What the task asks
Duplicate the passage from this court opinion on the trustees' duty of care, between "Although it became" and "at the time it closed.", inclusive.
>> BEGIN Selected extract
To meet the duties imposed upon them and their obligation with respect to the discharge thereof, they were required to employ such prudence and diligence as men of ordinary prudence, discretion, and intelligence employ in their own like affairs, not with a view of speculation or of experimenting but with a view always to the safety of the capital employed. [65 C. J., sec. 672, pp. 795, 796; 3 Pomeroy’s Equity Jurisprudence (4 Ed.), art. 1070, p. 2447.] They, however, are not to be considered insurers of the safety of the trust funds or of their productiveness. They may be held for loss in connection with the management of such funds or for loss of income therefrom only in event of their failure to exercise that care and intelligence required of them, the measure of which is above set out. [Powell v. Hurt, 108 Mo. 507, 17 S. W. 985.]

Although it became the duty of the defendants to lend the trust fund coming into their hands, they, nevertheless, deposited the same in the trust company, $972.56 thereof on April 29, 1929, and $2120 thereof on January 9, 1930, of which latter amount $120 was interest. They permitted such deposits to remain in the trust company, unlent, until the trust company failed and passed under control of the finance department for liquidation; and such deposits remained in said trust company and were therein at the time it closed.

The question, in the first instance, arises whether, in view of their trust, the length of time which such deposits were left in the trust company by the defendants, unlent, prior to its closing, was a reasonable time within which they might have lent the same. In a consideration of such question, it may be conceded that, upon receipt of the funds, the defendants had the right to deposit them temporarily for safe keeping in a bank or trust company of good reputation in the community for solvency and financial responsibility (unless they had knowledge to the contrary concerning the affairs of such bank or trust company or were in the possession of facts sufficient to put them upon their inquiry as to such solvency and financial responsibility) until they could, in the exercise of diligence and prudence, lend the same on reasonably safe security and in some reasonably safe manner without being liable for any loss of said funds on account of the failure of the bank or trust company. [3 Pom-eroy’s Equity Jurisprudence (4 Ed.), art. 1067; 1 Perry on Trusts and Trustees (6 Ed.), art. 443.]

The item of $972.56 deposited by the defendants in the trust company was cash received from the executor of the estate of the deceased testatrix and was permitted by defendants to remain in the trust company for practically one year prior to the time it closed. The item of $2120 was the proceeds of the Jensen note, among the assets of the deceased testatrix’s estate at the time of her death, which was turned over to the defendants by her executor as a part of the trust fund. This note, in the principal sum of $2000, with $120 interest thereon, was collected by the defendants on January 9, 1930, practically a year prior to the due date thereof; and the proceeds thereof were, by the defendants, on said date, deposited in the trust company, where they were permitted to remain until the trust company failed, and were in such trust company at such time.
>> END Selected extract
>> BEGIN Extracted material
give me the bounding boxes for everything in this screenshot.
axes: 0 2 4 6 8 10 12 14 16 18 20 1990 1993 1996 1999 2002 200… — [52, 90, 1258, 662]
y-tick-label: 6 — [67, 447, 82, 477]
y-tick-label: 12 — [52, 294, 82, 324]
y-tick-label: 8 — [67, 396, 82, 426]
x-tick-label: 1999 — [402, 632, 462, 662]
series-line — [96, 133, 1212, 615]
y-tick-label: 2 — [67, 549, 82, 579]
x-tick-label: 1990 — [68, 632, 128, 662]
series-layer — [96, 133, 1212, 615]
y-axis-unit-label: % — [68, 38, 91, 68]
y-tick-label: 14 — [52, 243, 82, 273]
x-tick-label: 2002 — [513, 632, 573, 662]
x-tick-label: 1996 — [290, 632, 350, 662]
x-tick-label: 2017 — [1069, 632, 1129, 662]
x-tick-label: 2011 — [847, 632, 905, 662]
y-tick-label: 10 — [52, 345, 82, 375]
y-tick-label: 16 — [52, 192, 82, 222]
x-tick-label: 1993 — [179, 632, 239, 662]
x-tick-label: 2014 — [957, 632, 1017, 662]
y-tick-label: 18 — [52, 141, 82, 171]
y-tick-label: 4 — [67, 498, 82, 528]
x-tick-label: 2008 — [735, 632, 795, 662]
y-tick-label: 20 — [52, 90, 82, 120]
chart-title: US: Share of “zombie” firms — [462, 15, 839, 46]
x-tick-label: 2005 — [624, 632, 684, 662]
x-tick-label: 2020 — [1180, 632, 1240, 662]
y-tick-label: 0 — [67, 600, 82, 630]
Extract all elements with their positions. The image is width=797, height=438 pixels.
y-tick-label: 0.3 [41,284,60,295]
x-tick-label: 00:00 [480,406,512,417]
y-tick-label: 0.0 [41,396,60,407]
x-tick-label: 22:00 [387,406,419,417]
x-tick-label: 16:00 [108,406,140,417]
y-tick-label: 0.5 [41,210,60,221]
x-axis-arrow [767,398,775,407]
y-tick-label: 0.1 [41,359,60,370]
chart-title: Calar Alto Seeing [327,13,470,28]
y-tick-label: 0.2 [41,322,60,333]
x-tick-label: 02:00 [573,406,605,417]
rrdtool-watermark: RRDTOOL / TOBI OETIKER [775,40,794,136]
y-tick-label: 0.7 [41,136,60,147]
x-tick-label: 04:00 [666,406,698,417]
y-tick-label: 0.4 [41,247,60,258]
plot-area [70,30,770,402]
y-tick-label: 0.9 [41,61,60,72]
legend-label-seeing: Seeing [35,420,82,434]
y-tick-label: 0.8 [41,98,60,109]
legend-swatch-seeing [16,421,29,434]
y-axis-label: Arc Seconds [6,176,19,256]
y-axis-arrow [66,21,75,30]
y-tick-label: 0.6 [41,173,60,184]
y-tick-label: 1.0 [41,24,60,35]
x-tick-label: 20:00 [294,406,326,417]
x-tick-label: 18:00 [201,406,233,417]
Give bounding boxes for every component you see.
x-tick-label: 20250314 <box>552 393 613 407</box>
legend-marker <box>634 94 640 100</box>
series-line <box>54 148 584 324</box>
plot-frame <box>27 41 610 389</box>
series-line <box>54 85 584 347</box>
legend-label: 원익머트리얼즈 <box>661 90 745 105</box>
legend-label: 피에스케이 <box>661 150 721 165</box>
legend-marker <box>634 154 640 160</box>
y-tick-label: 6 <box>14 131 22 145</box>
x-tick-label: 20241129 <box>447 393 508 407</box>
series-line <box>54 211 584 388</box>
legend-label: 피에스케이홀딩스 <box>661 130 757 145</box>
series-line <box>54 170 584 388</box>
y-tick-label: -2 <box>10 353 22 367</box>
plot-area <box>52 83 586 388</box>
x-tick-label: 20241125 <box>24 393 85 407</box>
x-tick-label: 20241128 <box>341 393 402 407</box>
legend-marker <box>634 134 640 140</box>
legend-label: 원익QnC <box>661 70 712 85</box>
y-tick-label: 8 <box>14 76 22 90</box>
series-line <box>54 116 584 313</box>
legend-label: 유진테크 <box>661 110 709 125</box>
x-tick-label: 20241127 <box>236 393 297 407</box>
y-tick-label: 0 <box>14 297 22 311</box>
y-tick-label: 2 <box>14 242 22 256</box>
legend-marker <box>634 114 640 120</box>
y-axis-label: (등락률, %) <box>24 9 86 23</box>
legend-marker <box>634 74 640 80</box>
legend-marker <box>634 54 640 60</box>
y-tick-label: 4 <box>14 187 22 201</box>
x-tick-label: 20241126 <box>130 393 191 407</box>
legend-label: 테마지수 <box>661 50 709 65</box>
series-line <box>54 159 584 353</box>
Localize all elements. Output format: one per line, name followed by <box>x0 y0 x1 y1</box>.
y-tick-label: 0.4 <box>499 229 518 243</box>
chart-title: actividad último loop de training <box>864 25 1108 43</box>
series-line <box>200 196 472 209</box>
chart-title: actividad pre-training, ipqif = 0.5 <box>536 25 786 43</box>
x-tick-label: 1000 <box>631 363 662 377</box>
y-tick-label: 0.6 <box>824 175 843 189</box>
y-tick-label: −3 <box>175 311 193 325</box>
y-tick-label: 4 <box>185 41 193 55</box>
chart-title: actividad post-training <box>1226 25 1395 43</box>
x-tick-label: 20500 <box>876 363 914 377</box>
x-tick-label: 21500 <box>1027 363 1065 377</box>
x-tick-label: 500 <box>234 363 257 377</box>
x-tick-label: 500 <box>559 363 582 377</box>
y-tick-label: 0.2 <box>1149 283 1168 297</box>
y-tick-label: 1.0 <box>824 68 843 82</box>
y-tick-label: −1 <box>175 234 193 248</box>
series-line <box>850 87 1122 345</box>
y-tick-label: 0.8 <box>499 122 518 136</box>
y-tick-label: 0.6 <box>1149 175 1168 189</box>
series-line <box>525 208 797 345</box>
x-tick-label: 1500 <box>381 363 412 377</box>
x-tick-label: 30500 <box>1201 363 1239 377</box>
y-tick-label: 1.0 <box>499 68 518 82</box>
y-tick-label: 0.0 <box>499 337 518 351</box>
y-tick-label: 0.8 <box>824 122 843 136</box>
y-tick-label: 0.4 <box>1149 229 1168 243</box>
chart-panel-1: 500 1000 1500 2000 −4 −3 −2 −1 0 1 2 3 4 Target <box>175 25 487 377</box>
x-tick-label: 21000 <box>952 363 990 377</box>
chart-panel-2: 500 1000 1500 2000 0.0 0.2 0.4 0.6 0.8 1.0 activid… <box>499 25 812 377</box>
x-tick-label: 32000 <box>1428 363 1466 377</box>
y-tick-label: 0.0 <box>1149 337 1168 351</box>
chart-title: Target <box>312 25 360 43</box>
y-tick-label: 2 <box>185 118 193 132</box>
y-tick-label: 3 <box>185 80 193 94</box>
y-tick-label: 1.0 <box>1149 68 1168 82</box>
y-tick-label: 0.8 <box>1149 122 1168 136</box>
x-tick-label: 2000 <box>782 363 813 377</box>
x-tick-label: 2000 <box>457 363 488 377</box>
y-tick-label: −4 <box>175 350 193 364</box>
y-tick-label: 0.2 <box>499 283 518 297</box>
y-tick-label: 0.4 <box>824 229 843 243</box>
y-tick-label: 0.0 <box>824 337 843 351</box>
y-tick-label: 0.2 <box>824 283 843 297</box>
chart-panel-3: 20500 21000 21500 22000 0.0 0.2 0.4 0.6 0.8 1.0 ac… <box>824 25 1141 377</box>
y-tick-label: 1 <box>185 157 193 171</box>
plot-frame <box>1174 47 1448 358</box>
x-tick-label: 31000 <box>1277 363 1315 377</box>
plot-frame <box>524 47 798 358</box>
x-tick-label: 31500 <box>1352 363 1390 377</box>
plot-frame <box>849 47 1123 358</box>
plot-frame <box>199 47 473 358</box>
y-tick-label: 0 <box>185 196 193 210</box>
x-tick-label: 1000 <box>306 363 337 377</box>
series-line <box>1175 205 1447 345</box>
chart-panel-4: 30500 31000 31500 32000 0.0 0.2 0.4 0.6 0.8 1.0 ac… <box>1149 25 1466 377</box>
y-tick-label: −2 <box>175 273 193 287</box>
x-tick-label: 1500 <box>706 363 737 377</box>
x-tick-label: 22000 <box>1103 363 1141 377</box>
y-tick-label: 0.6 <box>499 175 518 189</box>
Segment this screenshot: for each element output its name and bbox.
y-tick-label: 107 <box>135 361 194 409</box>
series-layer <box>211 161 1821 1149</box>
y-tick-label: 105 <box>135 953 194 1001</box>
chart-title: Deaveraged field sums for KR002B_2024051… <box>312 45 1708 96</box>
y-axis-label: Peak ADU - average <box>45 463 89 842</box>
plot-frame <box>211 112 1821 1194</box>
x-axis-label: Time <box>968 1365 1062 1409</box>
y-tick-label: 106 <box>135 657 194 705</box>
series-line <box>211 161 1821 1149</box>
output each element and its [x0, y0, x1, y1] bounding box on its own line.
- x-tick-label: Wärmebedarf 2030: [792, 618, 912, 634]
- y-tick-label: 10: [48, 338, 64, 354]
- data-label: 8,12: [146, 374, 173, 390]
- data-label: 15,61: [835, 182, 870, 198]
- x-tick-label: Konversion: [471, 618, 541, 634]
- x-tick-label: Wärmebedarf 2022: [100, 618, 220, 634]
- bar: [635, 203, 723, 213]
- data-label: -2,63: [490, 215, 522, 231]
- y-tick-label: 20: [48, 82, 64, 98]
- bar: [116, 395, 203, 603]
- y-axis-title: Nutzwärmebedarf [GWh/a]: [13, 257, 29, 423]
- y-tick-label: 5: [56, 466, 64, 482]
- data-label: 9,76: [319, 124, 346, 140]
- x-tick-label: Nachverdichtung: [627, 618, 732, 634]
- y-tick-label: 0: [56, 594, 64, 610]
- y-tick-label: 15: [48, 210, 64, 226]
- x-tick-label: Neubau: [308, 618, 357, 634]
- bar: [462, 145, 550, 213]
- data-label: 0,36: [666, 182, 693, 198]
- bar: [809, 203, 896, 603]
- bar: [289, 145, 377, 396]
>> END Extracted material
Reply to the task
Although it became the duty of the defendants to lend the trust fund coming into their hands, they, nevertheless, deposited the same in the trust company, $972.56 thereof on April 29, 1929, and $2120 thereof on January 9, 1930, of which latter amount $120 was interest. They permitted such deposits to remain in the trust company, unlent, until the trust company failed and passed under control of the finance department for liquidation; and such deposits remained in said trust company and were therein at the time it closed.